Excerpt from a dataset
-------

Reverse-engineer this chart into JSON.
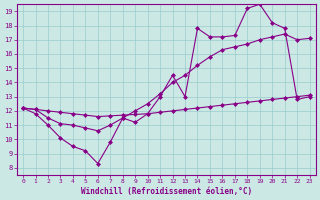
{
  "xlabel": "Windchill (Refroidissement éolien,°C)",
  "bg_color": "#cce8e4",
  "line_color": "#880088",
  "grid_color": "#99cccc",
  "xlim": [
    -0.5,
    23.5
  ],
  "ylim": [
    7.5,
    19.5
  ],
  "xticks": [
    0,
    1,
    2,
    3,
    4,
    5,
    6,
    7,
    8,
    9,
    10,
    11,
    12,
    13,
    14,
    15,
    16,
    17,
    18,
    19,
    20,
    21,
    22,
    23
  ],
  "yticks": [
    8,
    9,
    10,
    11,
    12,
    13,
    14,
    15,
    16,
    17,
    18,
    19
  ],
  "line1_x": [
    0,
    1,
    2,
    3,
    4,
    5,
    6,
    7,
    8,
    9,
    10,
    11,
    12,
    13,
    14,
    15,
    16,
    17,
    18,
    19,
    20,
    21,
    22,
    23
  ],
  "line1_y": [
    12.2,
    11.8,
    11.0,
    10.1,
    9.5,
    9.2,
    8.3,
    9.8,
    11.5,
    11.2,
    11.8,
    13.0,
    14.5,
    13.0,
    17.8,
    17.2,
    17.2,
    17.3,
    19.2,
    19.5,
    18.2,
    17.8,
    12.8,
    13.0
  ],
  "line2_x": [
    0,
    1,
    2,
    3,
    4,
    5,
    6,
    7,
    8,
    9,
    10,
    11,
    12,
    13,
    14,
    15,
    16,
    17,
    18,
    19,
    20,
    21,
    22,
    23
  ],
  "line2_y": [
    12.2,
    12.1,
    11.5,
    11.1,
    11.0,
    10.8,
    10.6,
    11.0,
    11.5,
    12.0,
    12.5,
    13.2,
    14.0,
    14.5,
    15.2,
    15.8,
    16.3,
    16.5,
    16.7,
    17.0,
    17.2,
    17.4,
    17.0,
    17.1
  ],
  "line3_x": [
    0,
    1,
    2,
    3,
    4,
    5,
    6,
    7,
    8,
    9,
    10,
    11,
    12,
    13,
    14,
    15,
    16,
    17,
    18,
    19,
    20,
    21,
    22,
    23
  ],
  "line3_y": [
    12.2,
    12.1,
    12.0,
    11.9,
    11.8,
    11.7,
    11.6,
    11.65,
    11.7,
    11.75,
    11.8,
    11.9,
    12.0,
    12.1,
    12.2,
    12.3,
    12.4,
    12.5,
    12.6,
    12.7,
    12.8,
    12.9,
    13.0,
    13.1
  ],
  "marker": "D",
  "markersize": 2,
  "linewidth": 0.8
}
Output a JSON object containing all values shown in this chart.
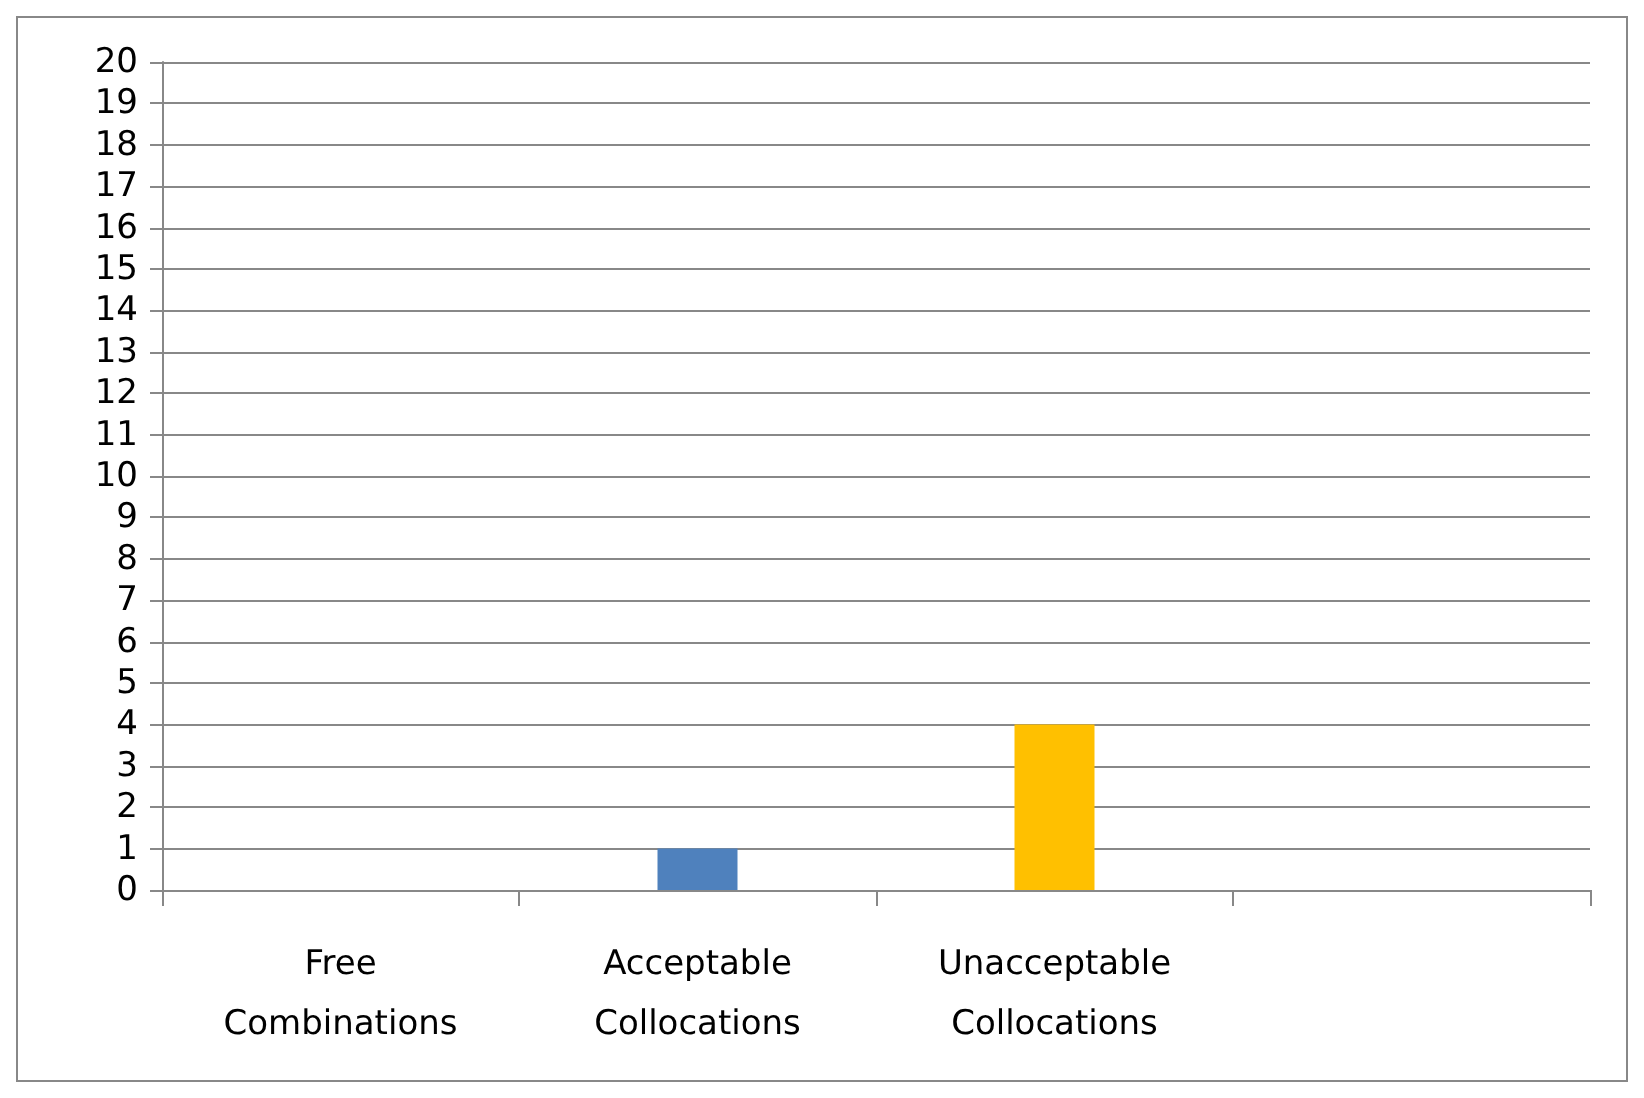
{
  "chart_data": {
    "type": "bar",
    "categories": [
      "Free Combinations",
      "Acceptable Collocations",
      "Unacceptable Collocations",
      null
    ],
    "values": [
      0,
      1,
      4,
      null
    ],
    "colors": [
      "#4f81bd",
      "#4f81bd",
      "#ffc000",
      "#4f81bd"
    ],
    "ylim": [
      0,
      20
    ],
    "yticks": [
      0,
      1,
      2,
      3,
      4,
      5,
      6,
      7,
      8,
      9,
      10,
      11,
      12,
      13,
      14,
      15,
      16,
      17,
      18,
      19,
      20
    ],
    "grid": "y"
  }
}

-------

WHAT YOU HAVE TO DO
Copy each line of the listing that contains the string "values".

RIGHT ANSWER
Output a JSON object containing all values shown in this chart.
    "values": [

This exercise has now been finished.